SUPPLIED INFORMATION:
◆ ◆ ◆ ◆
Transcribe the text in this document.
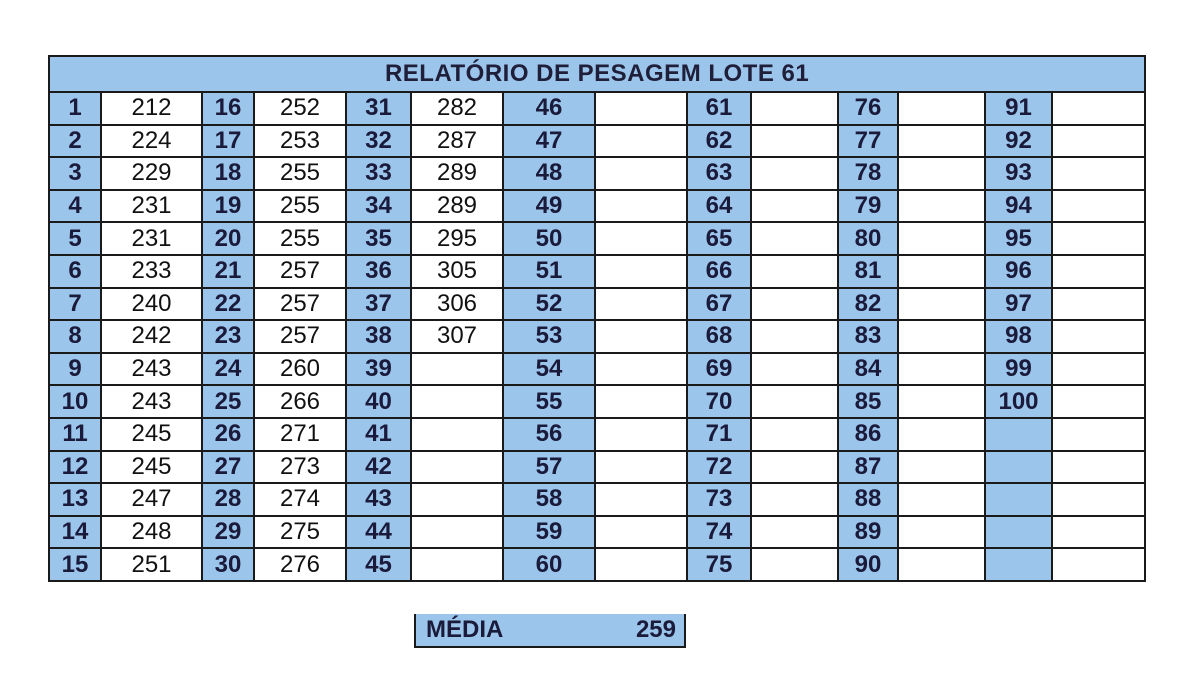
RELATÓRIO DE PESAGEM LOTE 61													
1	212	16	252	31	282	46		61		76		91	
2	224	17	253	32	287	47		62		77		92	
3	229	18	255	33	289	48		63		78		93	
4	231	19	255	34	289	49		64		79		94	
5	231	20	255	35	295	50		65		80		95	
6	233	21	257	36	305	51		66		81		96	
7	240	22	257	37	306	52		67		82		97	
8	242	23	257	38	307	53		68		83		98	
9	243	24	260	39		54		69		84		99	
10	243	25	266	40		55		70		85		100	
11	245	26	271	41		56		71		86			
12	245	27	273	42		57		72		87			
13	247	28	274	43		58		73		88			
14	248	29	275	44		59		74		89			
15	251	30	276	45		60		75		90			
MÉDIA	259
◆ ◆ ◆ ◆
SET PROBLEM:
In the copy, include no pictures; restate the listing above exactly.

EXERCISE SOLUTION:
Transcribe the text in this document.
RELATÓRIO DE PESAGEM LOTE 61													
1	212	16	252	31	282	46		61		76		91	
2	224	17	253	32	287	47		62		77		92	
3	229	18	255	33	289	48		63		78		93	
4	231	19	255	34	289	49		64		79		94	
5	231	20	255	35	295	50		65		80		95	
6	233	21	257	36	305	51		66		81		96	
7	240	22	257	37	306	52		67		82		97	
8	242	23	257	38	307	53		68		83		98	
9	243	24	260	39		54		69		84		99	
10	243	25	266	40		55		70		85		100	
11	245	26	271	41		56		71		86			
12	245	27	273	42		57		72		87			
13	247	28	274	43		58		73		88			
14	248	29	275	44		59		74		89			
15	251	30	276	45		60		75		90			
MÉDIA	259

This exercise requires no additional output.